Task requirements:
Omit every picture and return the rest of the data unaltered.

(Recorded data)
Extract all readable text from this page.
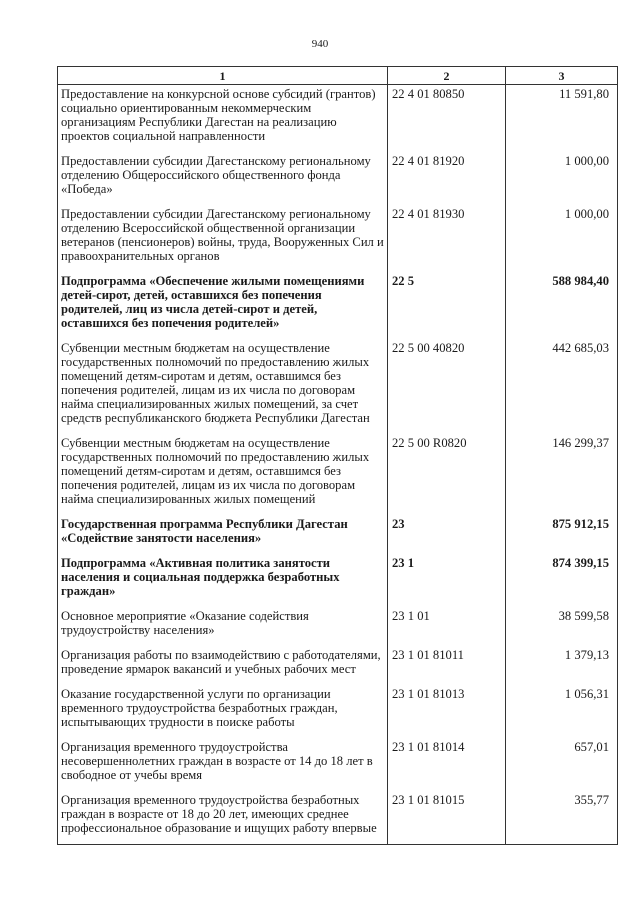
940
1	2	3
Предоставление на конкурсной основе субсидий (грантов) социально ориентированным некоммерческим организациям Республики Дагестан на реализацию проектов социальной направленности	22 4 01 80850	11 591,80
Предоставлении субсидии Дагестанскому региональному отделению Общероссийского общественного фонда «Победа»	22 4 01 81920	1 000,00
Предоставлении субсидии Дагестанскому региональному отделению Всероссийской общественной организации ветеранов (пенсионеров) войны, труда, Вооруженных Сил и правоохранительных органов	22 4 01 81930	1 000,00
Подпрограмма «Обеспечение жилыми помещениями детей-сирот, детей, оставшихся без попечения родителей, лиц из числа детей-сирот и детей, оставшихся без попечения родителей»	22 5	588 984,40
Субвенции местным бюджетам на осуществление государственных полномочий по предоставлению жилых помещений детям-сиротам и детям, оставшимся без попечения родителей, лицам из их числа по договорам найма специализированных жилых помещений, за счет средств республиканского бюджета Республики Дагестан	22 5 00 40820	442 685,03
Субвенции местным бюджетам на осуществление государственных полномочий по предоставлению жилых помещений детям-сиротам и детям, оставшимся без попечения родителей, лицам из их числа по договорам найма специализированных жилых помещений	22 5 00 R0820	146 299,37
Государственная программа Республики Дагестан «Содействие занятости населения»	23	875 912,15
Подпрограмма «Активная политика занятости населения и социальная поддержка безработных граждан»	23 1	874 399,15
Основное мероприятие «Оказание содействия трудоустройству населения»	23 1 01	38 599,58
Организация работы по взаимодействию с работодателями, проведение ярмарок вакансий и учебных рабочих мест	23 1 01 81011	1 379,13
Оказание государственной услуги по организации временного трудоустройства безработных граждан, испытывающих трудности в поиске работы	23 1 01 81013	1 056,31
Организация временного трудоустройства несовершеннолетних граждан в возрасте от 14 до 18 лет в свободное от учебы время	23 1 01 81014	657,01
Организация временного трудоустройства безработных граждан в возрасте от 18 до 20 лет, имеющих среднее профессиональное образование и ищущих работу впервые	23 1 01 81015	355,77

Result of this exercise:
Extract all readable text from this page.
940
1	2	3
Предоставление на конкурсной основе субсидий (грантов) социально ориентированным некоммерческим организациям Республики Дагестан на реализацию проектов социальной направленности	22 4 01 80850	11 591,80
Предоставлении субсидии Дагестанскому региональному отделению Общероссийского общественного фонда «Победа»	22 4 01 81920	1 000,00
Предоставлении субсидии Дагестанскому региональному отделению Всероссийской общественной организации ветеранов (пенсионеров) войны, труда, Вооруженных Сил и правоохранительных органов	22 4 01 81930	1 000,00
Подпрограмма «Обеспечение жилыми помещениями детей-сирот, детей, оставшихся без попечения родителей, лиц из числа детей-сирот и детей, оставшихся без попечения родителей»	22 5	588 984,40
Субвенции местным бюджетам на осуществление государственных полномочий по предоставлению жилых помещений детям-сиротам и детям, оставшимся без попечения родителей, лицам из их числа по договорам найма специализированных жилых помещений, за счет средств республиканского бюджета Республики Дагестан	22 5 00 40820	442 685,03
Субвенции местным бюджетам на осуществление государственных полномочий по предоставлению жилых помещений детям-сиротам и детям, оставшимся без попечения родителей, лицам из их числа по договорам найма специализированных жилых помещений	22 5 00 R0820	146 299,37
Государственная программа Республики Дагестан «Содействие занятости населения»	23	875 912,15
Подпрограмма «Активная политика занятости населения и социальная поддержка безработных граждан»	23 1	874 399,15
Основное мероприятие «Оказание содействия трудоустройству населения»	23 1 01	38 599,58
Организация работы по взаимодействию с работодателями, проведение ярмарок вакансий и учебных рабочих мест	23 1 01 81011	1 379,13
Оказание государственной услуги по организации временного трудоустройства безработных граждан, испытывающих трудности в поиске работы	23 1 01 81013	1 056,31
Организация временного трудоустройства несовершеннолетних граждан в возрасте от 14 до 18 лет в свободное от учебы время	23 1 01 81014	657,01
Организация временного трудоустройства безработных граждан в возрасте от 18 до 20 лет, имеющих среднее профессиональное образование и ищущих работу впервые	23 1 01 81015	355,77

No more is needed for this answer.